** Start Input material **

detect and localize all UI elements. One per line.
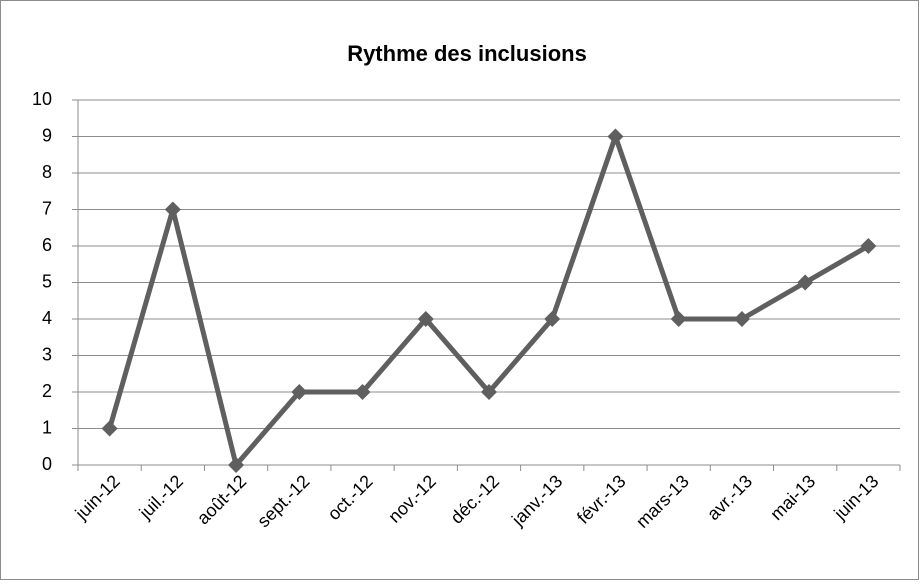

** End Input material **
** Start Input material **

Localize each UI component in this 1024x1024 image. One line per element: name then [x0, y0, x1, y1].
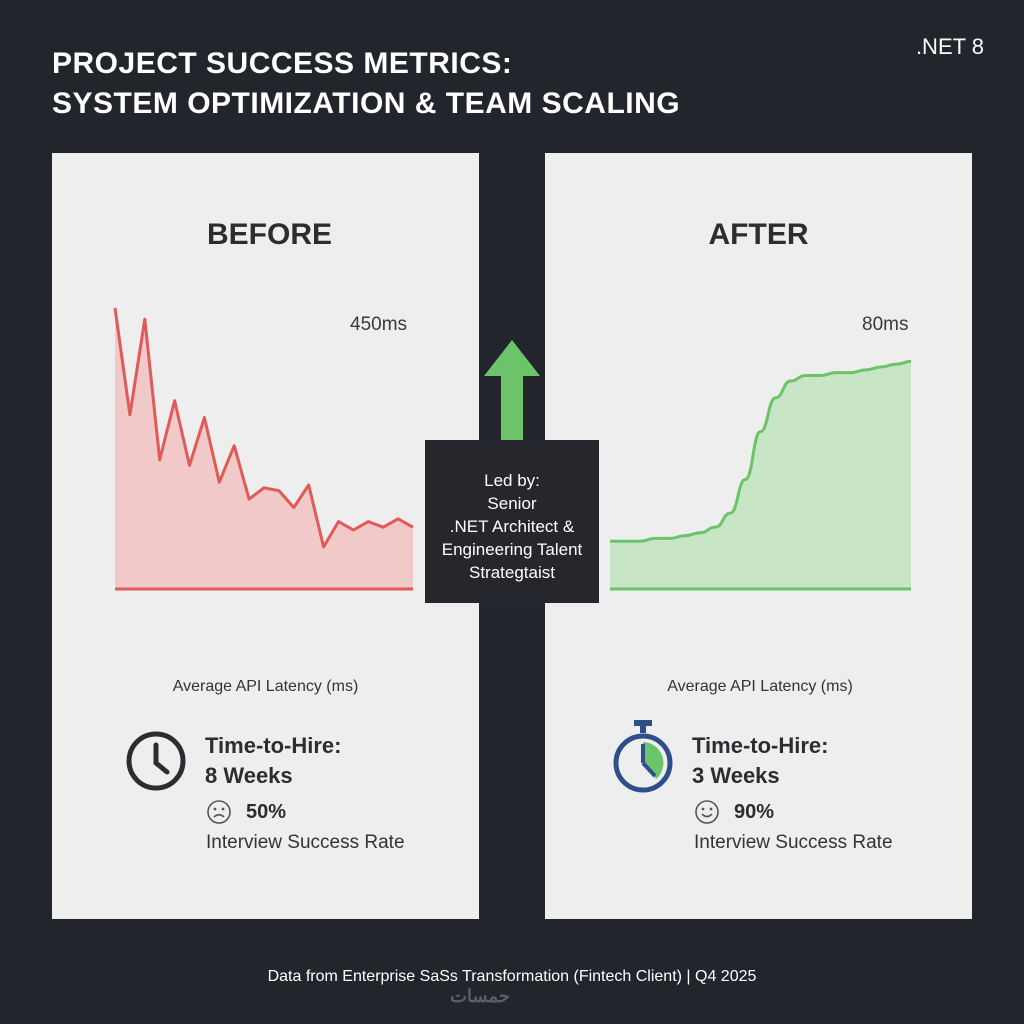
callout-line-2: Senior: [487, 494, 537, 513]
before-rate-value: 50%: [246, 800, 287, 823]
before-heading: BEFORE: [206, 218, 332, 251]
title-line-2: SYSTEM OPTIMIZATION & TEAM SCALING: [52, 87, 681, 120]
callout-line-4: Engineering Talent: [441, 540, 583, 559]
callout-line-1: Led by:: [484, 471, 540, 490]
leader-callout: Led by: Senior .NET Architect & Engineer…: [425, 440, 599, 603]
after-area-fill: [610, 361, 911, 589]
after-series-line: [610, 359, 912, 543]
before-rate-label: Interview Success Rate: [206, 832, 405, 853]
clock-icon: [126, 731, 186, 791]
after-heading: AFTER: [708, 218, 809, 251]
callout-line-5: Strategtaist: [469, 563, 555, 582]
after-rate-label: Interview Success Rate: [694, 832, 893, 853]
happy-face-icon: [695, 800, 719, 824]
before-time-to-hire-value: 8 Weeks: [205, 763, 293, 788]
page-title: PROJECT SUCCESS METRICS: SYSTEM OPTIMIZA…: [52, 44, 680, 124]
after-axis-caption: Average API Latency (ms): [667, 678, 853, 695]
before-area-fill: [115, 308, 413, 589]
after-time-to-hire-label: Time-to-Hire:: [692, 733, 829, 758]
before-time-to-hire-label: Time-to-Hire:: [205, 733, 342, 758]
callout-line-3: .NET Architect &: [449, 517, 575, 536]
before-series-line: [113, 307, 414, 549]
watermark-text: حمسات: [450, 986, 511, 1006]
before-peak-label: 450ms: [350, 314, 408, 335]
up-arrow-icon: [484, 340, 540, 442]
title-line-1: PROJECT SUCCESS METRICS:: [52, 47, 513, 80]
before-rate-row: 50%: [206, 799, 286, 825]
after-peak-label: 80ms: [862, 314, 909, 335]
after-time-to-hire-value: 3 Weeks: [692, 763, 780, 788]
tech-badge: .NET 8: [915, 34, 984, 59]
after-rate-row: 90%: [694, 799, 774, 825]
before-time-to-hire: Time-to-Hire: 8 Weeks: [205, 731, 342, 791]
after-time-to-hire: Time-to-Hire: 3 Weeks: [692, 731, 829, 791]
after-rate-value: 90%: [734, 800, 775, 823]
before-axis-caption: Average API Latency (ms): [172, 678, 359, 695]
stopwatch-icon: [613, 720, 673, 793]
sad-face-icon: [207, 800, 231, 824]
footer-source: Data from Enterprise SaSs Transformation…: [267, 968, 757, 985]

** End Input material **

**Written exercise**
Output the listing from the line with "Localize each UI" up to and including the line with "callout-line-1: Led by:: [484, 471, 540, 490]" as a two-column CSV with columns instruction and output, one row per request. Put the request text and its answer each in a single quoted field with line breaks replaced by spaces, and leave the pictures out.

**Exercise output**
instruction,output
"Localize each UI component in this 1024x1024 image. One line per element: name then [x0, y0, x1, y1].","callout-line-2: Senior: [487, 494, 537, 513] before-rate-value: 50%: [246, 800, 287, 823] before-heading: BEFORE: [206, 218, 332, 251] title-line-2: SYSTEM OPTIMIZATION & TEAM SCALING: [52, 87, 681, 120] callout-line-4: Engineering Talent: [441, 540, 583, 559] callout-line-1: Led by:: [484, 471, 540, 490]"